WORK TO COMPLETE —
Can you reproduce every one of the records below line for line, changing nothing?

GIVEN DATA —
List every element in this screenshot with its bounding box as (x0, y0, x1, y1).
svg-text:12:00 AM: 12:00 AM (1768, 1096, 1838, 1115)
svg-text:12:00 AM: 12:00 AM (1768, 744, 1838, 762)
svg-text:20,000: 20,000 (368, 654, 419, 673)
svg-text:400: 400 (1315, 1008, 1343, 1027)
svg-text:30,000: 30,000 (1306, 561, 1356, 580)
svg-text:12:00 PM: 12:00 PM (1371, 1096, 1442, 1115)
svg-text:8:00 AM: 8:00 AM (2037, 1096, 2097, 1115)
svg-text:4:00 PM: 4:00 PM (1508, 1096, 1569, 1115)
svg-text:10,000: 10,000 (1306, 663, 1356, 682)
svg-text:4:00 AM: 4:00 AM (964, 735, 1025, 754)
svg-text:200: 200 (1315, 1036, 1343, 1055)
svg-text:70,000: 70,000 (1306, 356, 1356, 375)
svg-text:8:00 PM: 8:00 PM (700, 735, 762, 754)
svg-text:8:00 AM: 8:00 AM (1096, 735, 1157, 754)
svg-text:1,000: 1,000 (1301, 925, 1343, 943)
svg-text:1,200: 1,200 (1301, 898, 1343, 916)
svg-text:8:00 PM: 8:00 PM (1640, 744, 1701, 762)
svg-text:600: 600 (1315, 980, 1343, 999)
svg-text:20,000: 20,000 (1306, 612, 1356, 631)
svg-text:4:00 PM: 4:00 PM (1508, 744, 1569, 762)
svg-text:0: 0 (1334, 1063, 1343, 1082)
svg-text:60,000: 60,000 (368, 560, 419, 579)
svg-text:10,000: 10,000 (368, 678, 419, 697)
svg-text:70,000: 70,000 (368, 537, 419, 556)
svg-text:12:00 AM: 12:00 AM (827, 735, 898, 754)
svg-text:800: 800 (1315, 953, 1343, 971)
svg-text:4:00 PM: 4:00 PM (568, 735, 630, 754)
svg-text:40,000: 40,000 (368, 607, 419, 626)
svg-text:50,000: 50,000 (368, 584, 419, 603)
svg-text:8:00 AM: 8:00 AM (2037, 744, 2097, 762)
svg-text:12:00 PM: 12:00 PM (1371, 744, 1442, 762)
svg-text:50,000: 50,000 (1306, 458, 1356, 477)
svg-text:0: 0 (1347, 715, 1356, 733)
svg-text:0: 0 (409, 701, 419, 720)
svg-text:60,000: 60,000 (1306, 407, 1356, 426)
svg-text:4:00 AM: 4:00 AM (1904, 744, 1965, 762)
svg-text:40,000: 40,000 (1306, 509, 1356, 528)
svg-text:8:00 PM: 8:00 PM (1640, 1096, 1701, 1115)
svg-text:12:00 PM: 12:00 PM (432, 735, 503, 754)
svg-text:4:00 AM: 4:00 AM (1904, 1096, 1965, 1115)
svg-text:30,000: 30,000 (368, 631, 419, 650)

SOLUTION FOR THIS TASK —
List every element in this screenshot with its bounding box as (x0, y0, x1, y1).
svg-text:12:00 AM: 12:00 AM (1768, 1096, 1838, 1115)
svg-text:12:00 AM: 12:00 AM (1768, 744, 1838, 762)
svg-text:20,000: 20,000 (368, 654, 419, 673)
svg-text:400: 400 (1315, 1008, 1343, 1027)
svg-text:30,000: 30,000 (1306, 561, 1356, 580)
svg-text:12:00 PM: 12:00 PM (1371, 1096, 1442, 1115)
svg-text:8:00 AM: 8:00 AM (2037, 1096, 2097, 1115)
svg-text:4:00 PM: 4:00 PM (1508, 1096, 1569, 1115)
svg-text:10,000: 10,000 (1306, 663, 1356, 682)
svg-text:4:00 AM: 4:00 AM (964, 735, 1025, 754)
svg-text:200: 200 (1315, 1036, 1343, 1055)
svg-text:70,000: 70,000 (1306, 356, 1356, 375)
svg-text:8:00 PM: 8:00 PM (700, 735, 762, 754)
svg-text:8:00 AM: 8:00 AM (1096, 735, 1157, 754)
svg-text:1,000: 1,000 (1301, 925, 1343, 943)
svg-text:1,200: 1,200 (1301, 898, 1343, 916)
svg-text:8:00 PM: 8:00 PM (1640, 744, 1701, 762)
svg-text:600: 600 (1315, 980, 1343, 999)
svg-text:20,000: 20,000 (1306, 612, 1356, 631)
svg-text:4:00 PM: 4:00 PM (1508, 744, 1569, 762)
svg-text:0: 0 (1334, 1063, 1343, 1082)
svg-text:60,000: 60,000 (368, 560, 419, 579)
svg-text:10,000: 10,000 (368, 678, 419, 697)
svg-text:70,000: 70,000 (368, 537, 419, 556)
svg-text:12:00 AM: 12:00 AM (827, 735, 898, 754)
svg-text:800: 800 (1315, 953, 1343, 971)
svg-text:4:00 PM: 4:00 PM (568, 735, 630, 754)
svg-text:40,000: 40,000 (368, 607, 419, 626)
svg-text:50,000: 50,000 (368, 584, 419, 603)
svg-text:8:00 AM: 8:00 AM (2037, 744, 2097, 762)
svg-text:12:00 PM: 12:00 PM (1371, 744, 1442, 762)
svg-text:50,000: 50,000 (1306, 458, 1356, 477)
svg-text:0: 0 (1347, 715, 1356, 733)
svg-text:0: 0 (409, 701, 419, 720)
svg-text:60,000: 60,000 (1306, 407, 1356, 426)
svg-text:4:00 AM: 4:00 AM (1904, 744, 1965, 762)
svg-text:40,000: 40,000 (1306, 509, 1356, 528)
svg-text:8:00 PM: 8:00 PM (1640, 1096, 1701, 1115)
svg-text:12:00 PM: 12:00 PM (432, 735, 503, 754)
svg-text:4:00 AM: 4:00 AM (1904, 1096, 1965, 1115)
svg-text:30,000: 30,000 (368, 631, 419, 650)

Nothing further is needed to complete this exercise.